## [Saved entries]
****

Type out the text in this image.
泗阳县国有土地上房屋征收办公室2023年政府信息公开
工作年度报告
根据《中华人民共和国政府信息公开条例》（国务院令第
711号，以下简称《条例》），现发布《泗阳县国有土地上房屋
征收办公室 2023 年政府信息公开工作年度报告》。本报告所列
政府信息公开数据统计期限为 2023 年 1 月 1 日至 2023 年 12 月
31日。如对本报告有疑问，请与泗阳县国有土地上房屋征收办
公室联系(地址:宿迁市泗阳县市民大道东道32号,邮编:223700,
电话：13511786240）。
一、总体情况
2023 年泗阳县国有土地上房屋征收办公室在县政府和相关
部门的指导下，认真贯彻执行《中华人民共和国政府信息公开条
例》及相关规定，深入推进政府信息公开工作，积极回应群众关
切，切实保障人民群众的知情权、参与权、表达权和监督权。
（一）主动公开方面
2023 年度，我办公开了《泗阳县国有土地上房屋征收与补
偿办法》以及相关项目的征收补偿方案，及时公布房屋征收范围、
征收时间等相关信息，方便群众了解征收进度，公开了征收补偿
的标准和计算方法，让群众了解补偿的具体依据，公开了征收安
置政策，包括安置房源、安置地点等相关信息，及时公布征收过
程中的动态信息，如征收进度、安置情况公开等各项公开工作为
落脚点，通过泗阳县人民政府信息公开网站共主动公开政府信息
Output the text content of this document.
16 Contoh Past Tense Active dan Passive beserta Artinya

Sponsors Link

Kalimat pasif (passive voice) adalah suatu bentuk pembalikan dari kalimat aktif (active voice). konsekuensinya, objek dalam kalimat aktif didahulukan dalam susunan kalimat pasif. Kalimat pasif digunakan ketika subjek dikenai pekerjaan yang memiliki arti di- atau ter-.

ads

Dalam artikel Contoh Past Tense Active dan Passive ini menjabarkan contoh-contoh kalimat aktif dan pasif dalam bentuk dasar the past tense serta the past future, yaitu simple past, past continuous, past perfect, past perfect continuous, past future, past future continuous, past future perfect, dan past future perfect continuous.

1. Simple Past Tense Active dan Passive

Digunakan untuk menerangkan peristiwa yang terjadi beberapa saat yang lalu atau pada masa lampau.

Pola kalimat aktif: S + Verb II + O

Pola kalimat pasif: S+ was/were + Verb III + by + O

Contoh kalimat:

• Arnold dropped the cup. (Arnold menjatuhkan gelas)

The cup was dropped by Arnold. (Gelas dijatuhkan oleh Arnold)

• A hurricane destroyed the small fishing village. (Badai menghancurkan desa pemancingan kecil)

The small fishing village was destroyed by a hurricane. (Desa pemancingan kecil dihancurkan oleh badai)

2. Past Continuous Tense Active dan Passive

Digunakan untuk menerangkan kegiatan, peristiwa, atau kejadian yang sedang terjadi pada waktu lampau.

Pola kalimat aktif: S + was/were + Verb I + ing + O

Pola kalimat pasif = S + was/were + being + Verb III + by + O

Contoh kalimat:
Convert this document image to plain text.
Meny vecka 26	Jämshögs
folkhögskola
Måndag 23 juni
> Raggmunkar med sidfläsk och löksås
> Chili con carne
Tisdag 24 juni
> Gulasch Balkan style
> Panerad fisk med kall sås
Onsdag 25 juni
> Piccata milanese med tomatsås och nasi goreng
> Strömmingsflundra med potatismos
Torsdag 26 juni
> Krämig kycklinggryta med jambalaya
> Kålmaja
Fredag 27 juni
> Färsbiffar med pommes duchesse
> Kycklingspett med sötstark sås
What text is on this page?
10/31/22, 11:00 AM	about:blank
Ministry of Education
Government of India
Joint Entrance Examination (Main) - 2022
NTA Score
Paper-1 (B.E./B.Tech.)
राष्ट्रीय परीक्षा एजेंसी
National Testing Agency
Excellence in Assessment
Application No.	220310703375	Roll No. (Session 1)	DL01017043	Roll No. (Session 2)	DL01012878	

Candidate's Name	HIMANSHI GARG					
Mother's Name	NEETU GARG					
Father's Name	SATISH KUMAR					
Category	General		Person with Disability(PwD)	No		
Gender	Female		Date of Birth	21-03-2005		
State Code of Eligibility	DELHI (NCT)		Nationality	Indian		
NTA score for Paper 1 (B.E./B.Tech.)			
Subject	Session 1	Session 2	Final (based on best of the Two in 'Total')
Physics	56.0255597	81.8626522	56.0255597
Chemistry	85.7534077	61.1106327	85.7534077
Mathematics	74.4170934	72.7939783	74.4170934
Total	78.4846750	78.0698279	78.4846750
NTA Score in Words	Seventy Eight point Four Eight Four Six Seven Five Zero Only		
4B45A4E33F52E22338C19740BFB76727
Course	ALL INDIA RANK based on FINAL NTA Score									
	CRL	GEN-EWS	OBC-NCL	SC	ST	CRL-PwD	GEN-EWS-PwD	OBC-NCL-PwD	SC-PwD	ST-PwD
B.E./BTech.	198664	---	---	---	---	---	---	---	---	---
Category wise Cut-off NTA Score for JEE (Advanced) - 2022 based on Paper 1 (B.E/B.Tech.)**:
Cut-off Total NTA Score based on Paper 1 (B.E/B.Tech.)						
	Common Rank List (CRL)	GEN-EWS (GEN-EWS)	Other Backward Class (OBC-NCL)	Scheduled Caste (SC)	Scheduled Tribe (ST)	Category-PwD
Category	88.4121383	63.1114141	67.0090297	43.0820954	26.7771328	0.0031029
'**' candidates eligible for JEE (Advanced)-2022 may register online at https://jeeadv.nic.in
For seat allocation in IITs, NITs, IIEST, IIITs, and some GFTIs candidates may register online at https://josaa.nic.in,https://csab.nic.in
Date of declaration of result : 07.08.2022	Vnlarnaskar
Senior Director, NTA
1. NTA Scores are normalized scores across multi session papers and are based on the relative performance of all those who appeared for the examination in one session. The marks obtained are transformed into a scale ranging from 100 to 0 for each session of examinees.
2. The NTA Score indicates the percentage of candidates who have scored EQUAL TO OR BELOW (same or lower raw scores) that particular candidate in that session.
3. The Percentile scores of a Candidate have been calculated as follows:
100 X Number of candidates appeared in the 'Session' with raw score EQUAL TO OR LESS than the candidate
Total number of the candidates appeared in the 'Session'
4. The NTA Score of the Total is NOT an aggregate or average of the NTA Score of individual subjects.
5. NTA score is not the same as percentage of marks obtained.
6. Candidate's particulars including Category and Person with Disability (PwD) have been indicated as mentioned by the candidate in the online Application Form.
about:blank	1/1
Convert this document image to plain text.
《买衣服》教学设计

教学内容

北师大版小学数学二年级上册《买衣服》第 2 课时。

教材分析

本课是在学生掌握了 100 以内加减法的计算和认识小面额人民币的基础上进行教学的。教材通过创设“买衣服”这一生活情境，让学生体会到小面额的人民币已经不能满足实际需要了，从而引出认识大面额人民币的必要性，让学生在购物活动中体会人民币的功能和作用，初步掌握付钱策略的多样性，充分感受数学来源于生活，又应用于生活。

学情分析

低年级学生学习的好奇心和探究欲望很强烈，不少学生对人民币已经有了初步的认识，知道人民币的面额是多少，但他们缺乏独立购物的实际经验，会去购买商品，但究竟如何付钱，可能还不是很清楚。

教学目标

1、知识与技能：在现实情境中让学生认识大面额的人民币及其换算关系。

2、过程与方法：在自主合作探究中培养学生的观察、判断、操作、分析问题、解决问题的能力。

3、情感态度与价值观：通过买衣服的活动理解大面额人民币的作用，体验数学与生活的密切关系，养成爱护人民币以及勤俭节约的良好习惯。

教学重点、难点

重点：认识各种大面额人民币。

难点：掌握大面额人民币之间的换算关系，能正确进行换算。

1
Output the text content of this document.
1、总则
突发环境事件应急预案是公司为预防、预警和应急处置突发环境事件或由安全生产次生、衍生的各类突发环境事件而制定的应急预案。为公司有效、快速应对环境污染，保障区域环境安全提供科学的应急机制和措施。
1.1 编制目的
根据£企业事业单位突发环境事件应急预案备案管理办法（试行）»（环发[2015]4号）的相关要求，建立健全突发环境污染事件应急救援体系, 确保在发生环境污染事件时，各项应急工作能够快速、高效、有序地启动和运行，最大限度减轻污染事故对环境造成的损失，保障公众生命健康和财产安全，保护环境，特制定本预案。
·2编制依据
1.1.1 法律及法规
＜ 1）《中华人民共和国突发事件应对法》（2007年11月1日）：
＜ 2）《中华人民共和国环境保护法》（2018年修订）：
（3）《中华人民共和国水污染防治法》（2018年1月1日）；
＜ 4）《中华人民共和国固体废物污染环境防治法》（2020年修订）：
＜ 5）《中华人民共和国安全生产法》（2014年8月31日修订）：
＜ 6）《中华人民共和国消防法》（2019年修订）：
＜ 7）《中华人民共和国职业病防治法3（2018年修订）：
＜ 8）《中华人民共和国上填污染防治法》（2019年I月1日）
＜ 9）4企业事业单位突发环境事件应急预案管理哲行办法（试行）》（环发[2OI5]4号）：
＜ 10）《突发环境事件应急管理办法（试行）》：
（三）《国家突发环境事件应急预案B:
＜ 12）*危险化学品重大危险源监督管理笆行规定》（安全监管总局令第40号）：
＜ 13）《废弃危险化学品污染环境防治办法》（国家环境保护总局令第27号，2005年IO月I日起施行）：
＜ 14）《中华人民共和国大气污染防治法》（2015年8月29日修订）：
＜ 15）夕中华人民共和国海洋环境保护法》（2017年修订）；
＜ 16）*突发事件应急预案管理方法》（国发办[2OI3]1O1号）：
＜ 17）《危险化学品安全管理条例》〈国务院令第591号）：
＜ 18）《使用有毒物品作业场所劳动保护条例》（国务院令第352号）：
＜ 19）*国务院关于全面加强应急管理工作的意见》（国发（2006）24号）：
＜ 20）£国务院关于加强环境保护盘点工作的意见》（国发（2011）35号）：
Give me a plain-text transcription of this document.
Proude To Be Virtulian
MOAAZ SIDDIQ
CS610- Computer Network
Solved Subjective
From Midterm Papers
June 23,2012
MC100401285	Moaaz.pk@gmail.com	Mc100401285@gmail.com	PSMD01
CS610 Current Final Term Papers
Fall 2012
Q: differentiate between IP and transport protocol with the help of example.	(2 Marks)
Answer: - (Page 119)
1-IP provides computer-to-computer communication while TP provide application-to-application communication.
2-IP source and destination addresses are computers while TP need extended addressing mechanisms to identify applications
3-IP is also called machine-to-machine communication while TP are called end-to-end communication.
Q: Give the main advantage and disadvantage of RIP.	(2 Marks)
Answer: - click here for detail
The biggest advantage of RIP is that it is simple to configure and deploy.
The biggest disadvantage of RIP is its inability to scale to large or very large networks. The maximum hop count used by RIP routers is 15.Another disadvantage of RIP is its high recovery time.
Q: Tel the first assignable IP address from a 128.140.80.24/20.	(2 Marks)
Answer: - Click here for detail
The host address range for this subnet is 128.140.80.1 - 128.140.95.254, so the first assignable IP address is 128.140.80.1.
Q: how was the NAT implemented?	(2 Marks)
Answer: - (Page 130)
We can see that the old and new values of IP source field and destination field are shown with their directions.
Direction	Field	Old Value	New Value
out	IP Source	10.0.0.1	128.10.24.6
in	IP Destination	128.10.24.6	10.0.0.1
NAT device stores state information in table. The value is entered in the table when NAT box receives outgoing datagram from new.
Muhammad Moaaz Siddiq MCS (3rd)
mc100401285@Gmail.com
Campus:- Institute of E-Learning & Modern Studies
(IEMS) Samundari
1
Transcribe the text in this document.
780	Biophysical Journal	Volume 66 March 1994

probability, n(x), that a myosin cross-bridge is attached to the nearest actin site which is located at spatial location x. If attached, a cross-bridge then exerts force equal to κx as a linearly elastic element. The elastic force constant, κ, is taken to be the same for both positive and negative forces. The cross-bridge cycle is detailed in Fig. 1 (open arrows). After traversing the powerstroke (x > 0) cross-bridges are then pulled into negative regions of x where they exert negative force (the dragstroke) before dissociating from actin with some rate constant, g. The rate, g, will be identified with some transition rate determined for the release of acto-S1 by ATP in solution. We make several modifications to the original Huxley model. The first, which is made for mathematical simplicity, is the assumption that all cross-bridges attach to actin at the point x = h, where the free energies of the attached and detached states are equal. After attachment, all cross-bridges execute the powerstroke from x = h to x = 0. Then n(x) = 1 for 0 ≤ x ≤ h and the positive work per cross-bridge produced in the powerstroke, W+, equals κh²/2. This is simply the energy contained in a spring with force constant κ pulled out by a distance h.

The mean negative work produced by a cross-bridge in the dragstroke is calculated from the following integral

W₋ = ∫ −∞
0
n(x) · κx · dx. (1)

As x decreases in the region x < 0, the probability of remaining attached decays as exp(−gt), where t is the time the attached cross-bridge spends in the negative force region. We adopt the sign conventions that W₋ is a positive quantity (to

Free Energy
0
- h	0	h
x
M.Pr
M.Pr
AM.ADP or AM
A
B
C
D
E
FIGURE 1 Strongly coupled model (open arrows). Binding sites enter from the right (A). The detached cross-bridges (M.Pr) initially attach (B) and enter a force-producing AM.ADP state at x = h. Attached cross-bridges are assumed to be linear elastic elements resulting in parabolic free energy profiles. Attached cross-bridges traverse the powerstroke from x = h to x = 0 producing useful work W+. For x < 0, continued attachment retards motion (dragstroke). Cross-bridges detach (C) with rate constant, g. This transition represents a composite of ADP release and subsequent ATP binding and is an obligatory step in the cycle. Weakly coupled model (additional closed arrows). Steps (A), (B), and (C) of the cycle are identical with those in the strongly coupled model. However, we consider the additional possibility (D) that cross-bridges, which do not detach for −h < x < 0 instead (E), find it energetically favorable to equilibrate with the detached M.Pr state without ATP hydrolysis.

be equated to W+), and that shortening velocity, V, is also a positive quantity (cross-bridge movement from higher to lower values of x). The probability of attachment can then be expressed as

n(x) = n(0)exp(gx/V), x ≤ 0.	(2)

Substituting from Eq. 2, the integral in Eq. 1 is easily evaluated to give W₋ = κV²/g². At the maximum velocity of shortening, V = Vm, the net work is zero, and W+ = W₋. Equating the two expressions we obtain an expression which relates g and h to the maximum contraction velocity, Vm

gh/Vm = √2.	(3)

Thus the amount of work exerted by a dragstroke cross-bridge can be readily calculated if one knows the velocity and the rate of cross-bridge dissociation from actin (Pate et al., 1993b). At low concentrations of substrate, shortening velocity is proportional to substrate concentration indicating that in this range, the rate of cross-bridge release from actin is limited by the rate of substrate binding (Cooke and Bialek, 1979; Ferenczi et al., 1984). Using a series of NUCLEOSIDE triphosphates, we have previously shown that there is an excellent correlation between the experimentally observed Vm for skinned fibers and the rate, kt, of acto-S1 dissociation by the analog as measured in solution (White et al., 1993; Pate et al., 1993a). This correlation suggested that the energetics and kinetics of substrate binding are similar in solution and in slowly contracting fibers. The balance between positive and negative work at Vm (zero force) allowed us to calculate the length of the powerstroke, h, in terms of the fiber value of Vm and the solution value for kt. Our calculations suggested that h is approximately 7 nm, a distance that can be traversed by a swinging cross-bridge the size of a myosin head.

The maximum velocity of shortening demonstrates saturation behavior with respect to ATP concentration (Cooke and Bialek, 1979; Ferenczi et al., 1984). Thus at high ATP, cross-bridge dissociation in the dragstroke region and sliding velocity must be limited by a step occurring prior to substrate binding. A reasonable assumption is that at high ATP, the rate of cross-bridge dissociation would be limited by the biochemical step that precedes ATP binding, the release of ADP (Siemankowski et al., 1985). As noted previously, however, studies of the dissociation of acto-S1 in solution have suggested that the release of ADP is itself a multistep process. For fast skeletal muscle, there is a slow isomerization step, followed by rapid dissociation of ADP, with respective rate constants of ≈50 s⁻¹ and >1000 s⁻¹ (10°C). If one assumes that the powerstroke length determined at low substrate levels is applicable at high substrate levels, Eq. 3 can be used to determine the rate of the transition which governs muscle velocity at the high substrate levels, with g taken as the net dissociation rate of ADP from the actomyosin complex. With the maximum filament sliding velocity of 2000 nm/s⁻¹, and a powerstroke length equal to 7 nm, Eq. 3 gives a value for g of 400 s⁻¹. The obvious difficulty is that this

****

## [AIM OF THE EXERCISE]
Look through the lines above and collect those with the word "biggest".

## [TASK RESPONSE]
The biggest advantage of RIP is that it is simple to configure and deploy.
The biggest disadvantage of RIP is its inability to scale to large or very large networks. The maximum hop count used by RIP routers is 15.Another disadvantage of RIP is its high recovery time.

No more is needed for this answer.